### DATASET ROWS
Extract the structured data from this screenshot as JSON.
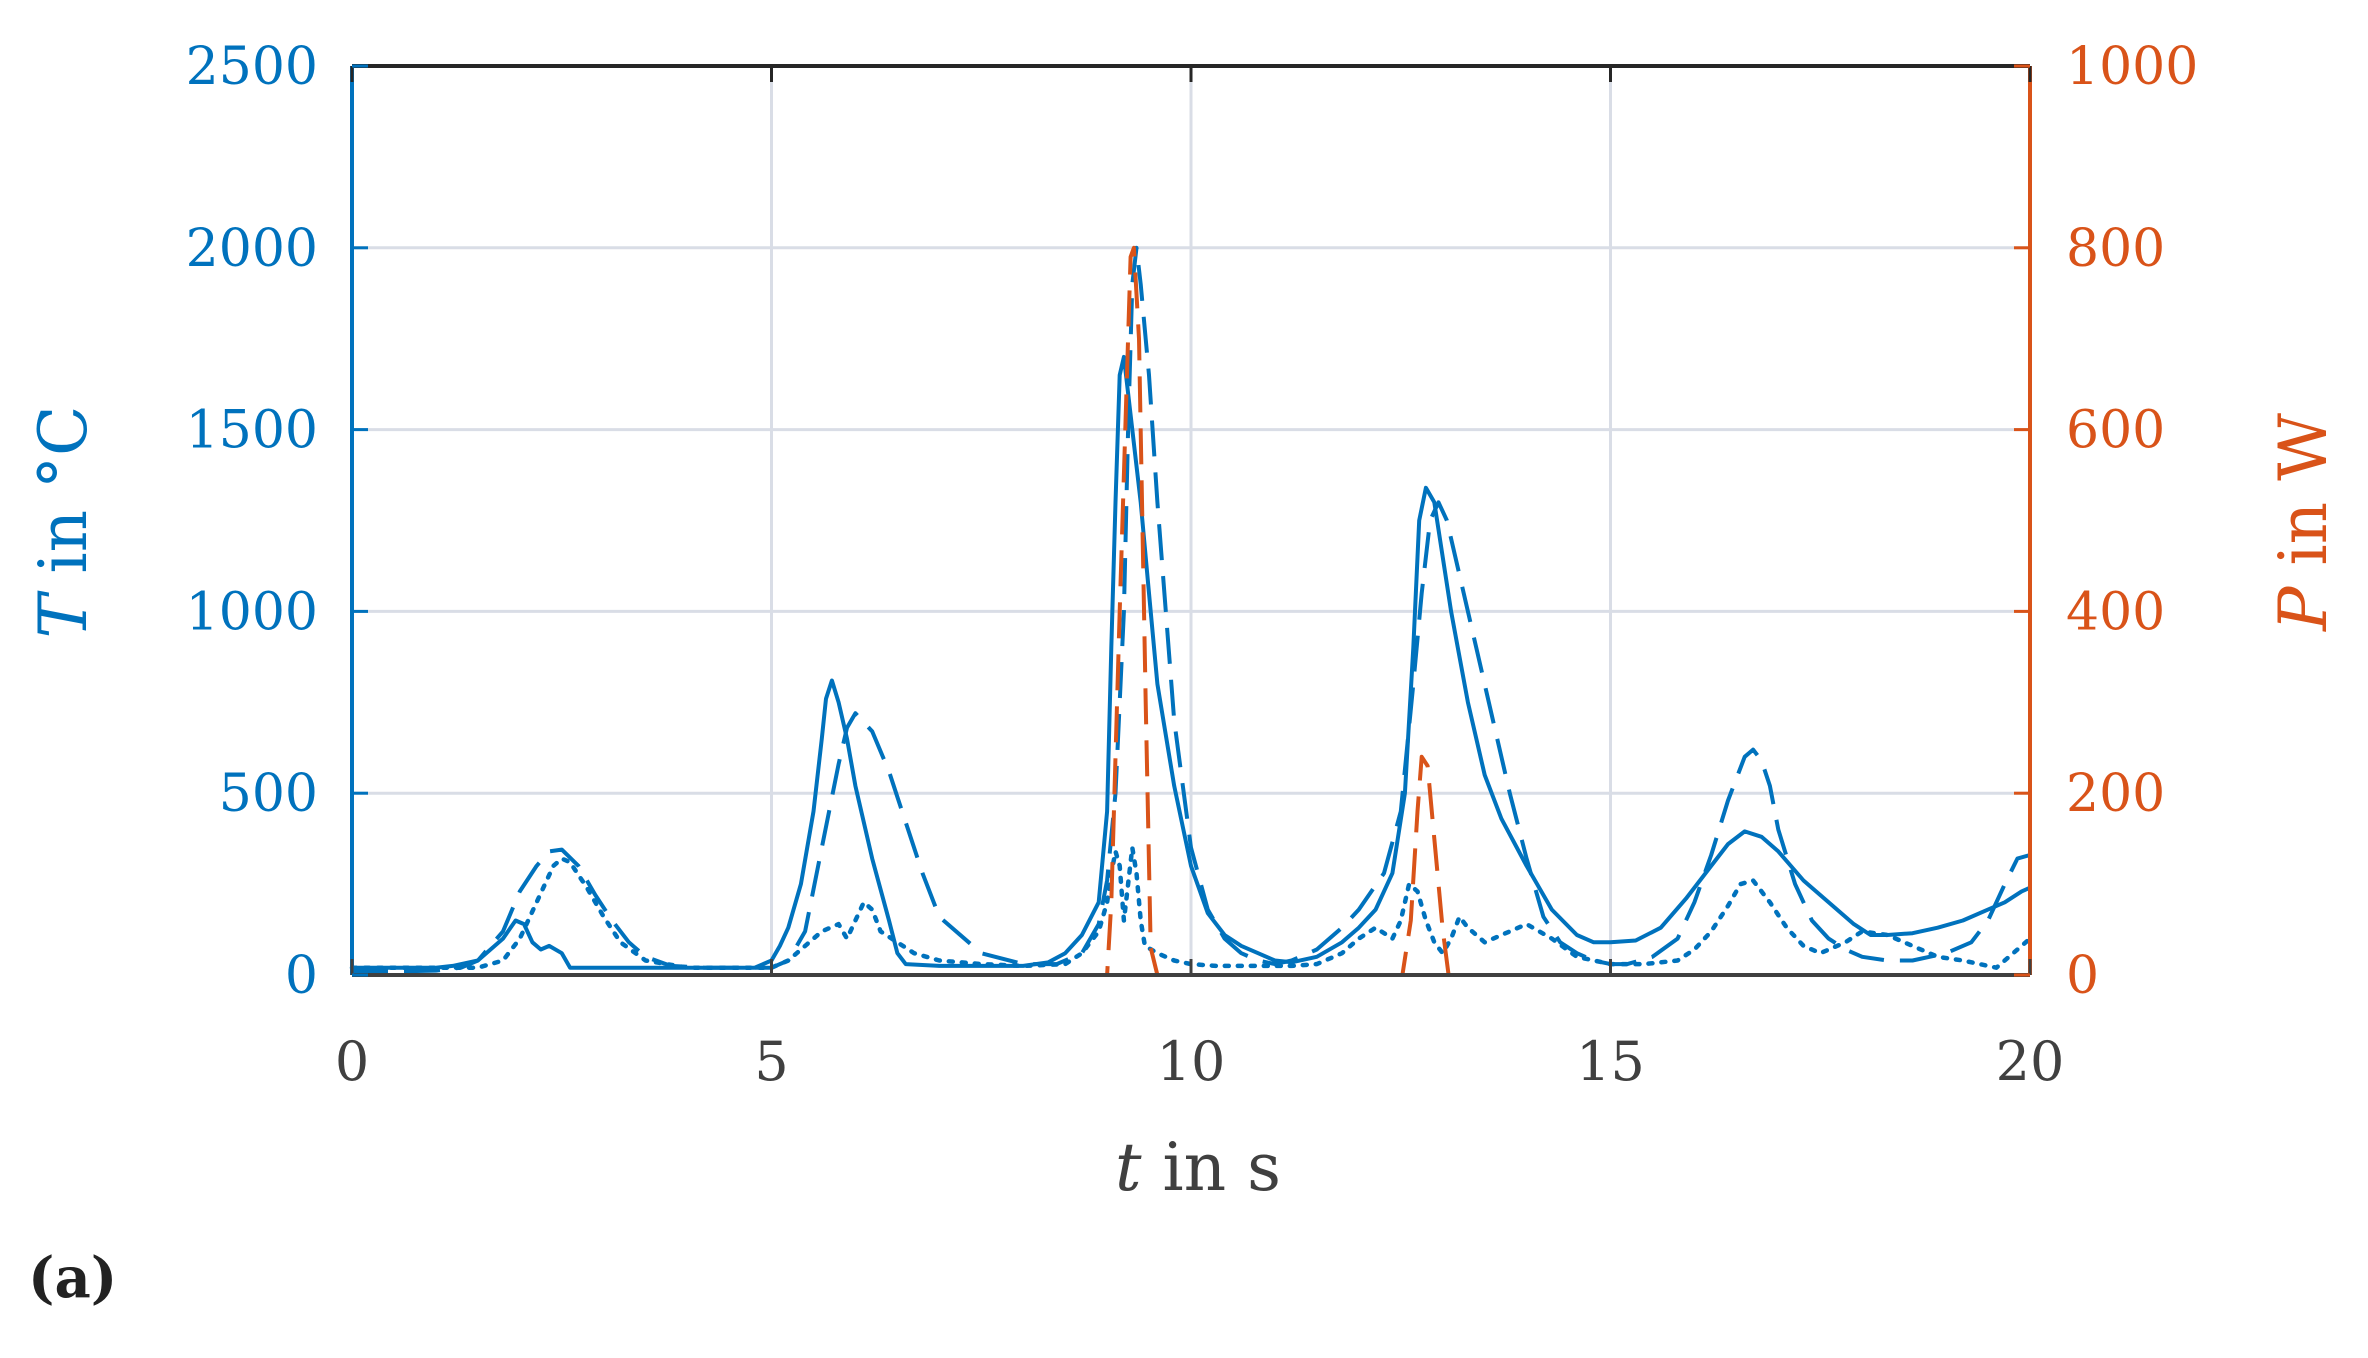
{
  "chart_data": {
    "type": "line",
    "panel_label": "(a)",
    "xlabel_var": "t",
    "xlabel_rest": " in s",
    "ylabel_left_var": "T",
    "ylabel_left_rest": " in °C",
    "ylabel_right_var": "P",
    "ylabel_right_rest": " in W",
    "xlim": [
      0,
      20
    ],
    "ylim_left": [
      0,
      2500
    ],
    "ylim_right": [
      0,
      1000
    ],
    "xticks": [
      0,
      5,
      10,
      15,
      20
    ],
    "yticks_left": [
      0,
      500,
      1000,
      1500,
      2000,
      2500
    ],
    "yticks_right": [
      0,
      200,
      400,
      600,
      800,
      1000
    ],
    "grid": true,
    "colors": {
      "left": "#0072BD",
      "right": "#D95319",
      "axis": "#404040"
    },
    "series": [
      {
        "axis": "left",
        "style": "solid",
        "x": [
          0,
          0.5,
          1,
          1.2,
          1.5,
          1.8,
          1.95,
          2.05,
          2.15,
          2.25,
          2.35,
          2.5,
          2.6,
          2.7,
          2.8,
          3.0,
          4.0,
          4.8,
          5.0,
          5.1,
          5.2,
          5.35,
          5.5,
          5.6,
          5.65,
          5.72,
          5.8,
          5.9,
          6.0,
          6.2,
          6.4,
          6.5,
          6.6,
          7.0,
          7.5,
          8.0,
          8.3,
          8.5,
          8.7,
          8.9,
          9.0,
          9.05,
          9.1,
          9.15,
          9.2,
          9.25,
          9.3,
          9.35,
          9.4,
          9.5,
          9.6,
          9.8,
          10.0,
          10.2,
          10.4,
          10.6,
          10.8,
          11.0,
          11.2,
          11.5,
          11.8,
          12.0,
          12.2,
          12.4,
          12.55,
          12.65,
          12.72,
          12.8,
          12.9,
          13.0,
          13.1,
          13.3,
          13.5,
          13.7,
          14.0,
          14.3,
          14.6,
          14.8,
          15.0,
          15.3,
          15.6,
          15.9,
          16.2,
          16.4,
          16.6,
          16.8,
          17.0,
          17.3,
          17.6,
          17.9,
          18.1,
          18.3,
          18.6,
          18.9,
          19.2,
          19.5,
          19.7,
          19.9,
          20.0
        ],
        "y": [
          20,
          20,
          20,
          25,
          40,
          100,
          150,
          140,
          90,
          70,
          80,
          60,
          20,
          20,
          20,
          20,
          20,
          20,
          40,
          80,
          130,
          250,
          450,
          650,
          760,
          810,
          750,
          650,
          520,
          320,
          150,
          60,
          30,
          25,
          25,
          25,
          35,
          60,
          110,
          200,
          450,
          900,
          1300,
          1650,
          1700,
          1600,
          1500,
          1400,
          1300,
          1050,
          800,
          520,
          300,
          170,
          110,
          80,
          60,
          40,
          35,
          50,
          90,
          130,
          180,
          280,
          500,
          900,
          1250,
          1340,
          1300,
          1150,
          1000,
          750,
          550,
          430,
          300,
          180,
          110,
          90,
          90,
          95,
          130,
          210,
          300,
          360,
          395,
          380,
          340,
          260,
          200,
          140,
          110,
          110,
          115,
          130,
          150,
          180,
          200,
          230,
          240
        ]
      },
      {
        "axis": "left",
        "style": "dashed",
        "x": [
          0,
          0.5,
          1,
          1.3,
          1.5,
          1.8,
          2.0,
          2.2,
          2.35,
          2.5,
          2.7,
          2.9,
          3.1,
          3.3,
          3.5,
          3.8,
          4.2,
          4.6,
          5.0,
          5.2,
          5.4,
          5.6,
          5.8,
          5.9,
          6.0,
          6.2,
          6.4,
          6.6,
          6.8,
          7.0,
          7.5,
          8.0,
          8.4,
          8.7,
          8.9,
          9.0,
          9.1,
          9.2,
          9.25,
          9.3,
          9.35,
          9.4,
          9.5,
          9.6,
          9.7,
          9.8,
          10.0,
          10.2,
          10.4,
          10.6,
          10.8,
          11.0,
          11.2,
          11.5,
          11.8,
          12.0,
          12.3,
          12.5,
          12.65,
          12.75,
          12.85,
          12.95,
          13.05,
          13.2,
          13.4,
          13.6,
          13.8,
          14.0,
          14.2,
          14.4,
          14.6,
          14.8,
          15.0,
          15.2,
          15.5,
          15.8,
          16.0,
          16.2,
          16.4,
          16.6,
          16.7,
          16.8,
          16.9,
          17.0,
          17.2,
          17.4,
          17.6,
          17.8,
          18.0,
          18.3,
          18.6,
          19.0,
          19.3,
          19.5,
          19.7,
          19.85,
          20.0
        ],
        "y": [
          10,
          10,
          12,
          20,
          40,
          120,
          230,
          300,
          340,
          345,
          300,
          220,
          150,
          90,
          50,
          25,
          20,
          20,
          20,
          40,
          120,
          350,
          580,
          680,
          720,
          670,
          560,
          420,
          280,
          160,
          60,
          30,
          30,
          60,
          140,
          260,
          500,
          1000,
          1500,
          1900,
          2000,
          1900,
          1650,
          1300,
          1000,
          700,
          350,
          180,
          100,
          60,
          40,
          30,
          40,
          70,
          130,
          180,
          280,
          450,
          800,
          1050,
          1250,
          1300,
          1250,
          1100,
          900,
          700,
          500,
          320,
          160,
          90,
          60,
          40,
          30,
          30,
          50,
          100,
          200,
          330,
          480,
          600,
          620,
          590,
          520,
          400,
          250,
          150,
          100,
          70,
          50,
          40,
          40,
          60,
          90,
          150,
          250,
          320,
          330
        ]
      },
      {
        "axis": "left",
        "style": "dotted",
        "x": [
          0,
          1,
          1.5,
          1.8,
          2.0,
          2.2,
          2.4,
          2.5,
          2.6,
          2.8,
          3.0,
          3.2,
          3.5,
          4.0,
          4.5,
          5.0,
          5.2,
          5.4,
          5.6,
          5.8,
          5.9,
          6.0,
          6.1,
          6.2,
          6.3,
          6.5,
          6.7,
          7.0,
          7.5,
          8.0,
          8.5,
          8.7,
          8.9,
          9.0,
          9.05,
          9.1,
          9.15,
          9.2,
          9.25,
          9.3,
          9.35,
          9.4,
          9.45,
          9.6,
          9.8,
          10.0,
          10.3,
          10.6,
          10.9,
          11.2,
          11.5,
          11.8,
          12.0,
          12.2,
          12.4,
          12.5,
          12.6,
          12.7,
          12.8,
          12.9,
          13.0,
          13.1,
          13.2,
          13.3,
          13.5,
          13.8,
          14.0,
          14.3,
          14.6,
          15.0,
          15.4,
          15.8,
          16.0,
          16.2,
          16.4,
          16.55,
          16.7,
          16.9,
          17.1,
          17.3,
          17.5,
          17.8,
          18.0,
          18.3,
          18.6,
          18.9,
          19.2,
          19.4,
          19.6,
          19.8,
          20.0
        ],
        "y": [
          20,
          20,
          20,
          40,
          100,
          200,
          300,
          320,
          310,
          240,
          160,
          90,
          40,
          20,
          20,
          20,
          40,
          80,
          120,
          140,
          100,
          150,
          200,
          180,
          120,
          90,
          60,
          40,
          30,
          25,
          30,
          60,
          120,
          200,
          280,
          340,
          300,
          150,
          250,
          350,
          280,
          150,
          80,
          60,
          40,
          30,
          25,
          25,
          25,
          25,
          30,
          60,
          100,
          130,
          100,
          150,
          250,
          230,
          150,
          90,
          60,
          100,
          160,
          130,
          90,
          120,
          140,
          100,
          50,
          30,
          30,
          40,
          70,
          120,
          190,
          250,
          260,
          200,
          130,
          80,
          60,
          90,
          120,
          110,
          80,
          50,
          40,
          30,
          20,
          60,
          100
        ]
      },
      {
        "axis": "right",
        "style": "dashed",
        "x": [
          0,
          2,
          4,
          6,
          8,
          8.8,
          9.0,
          9.05,
          9.15,
          9.28,
          9.32,
          9.38,
          9.46,
          9.52,
          9.6,
          10,
          12.3,
          12.52,
          12.62,
          12.7,
          12.75,
          12.82,
          12.9,
          13.0,
          13.07,
          13.2,
          16,
          20
        ],
        "y": [
          0,
          0,
          0,
          0,
          0,
          0,
          0,
          80,
          400,
          790,
          800,
          700,
          300,
          30,
          0,
          0,
          0,
          0,
          60,
          180,
          240,
          230,
          150,
          50,
          0,
          0,
          0,
          0
        ]
      }
    ]
  }
}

### PROBLEM
From the listing above, copy every line that includes the word "style".

### TASK OUTPUT
        "style": "solid",
        "style": "dashed",
        "style": "dotted",
        "style": "dashed",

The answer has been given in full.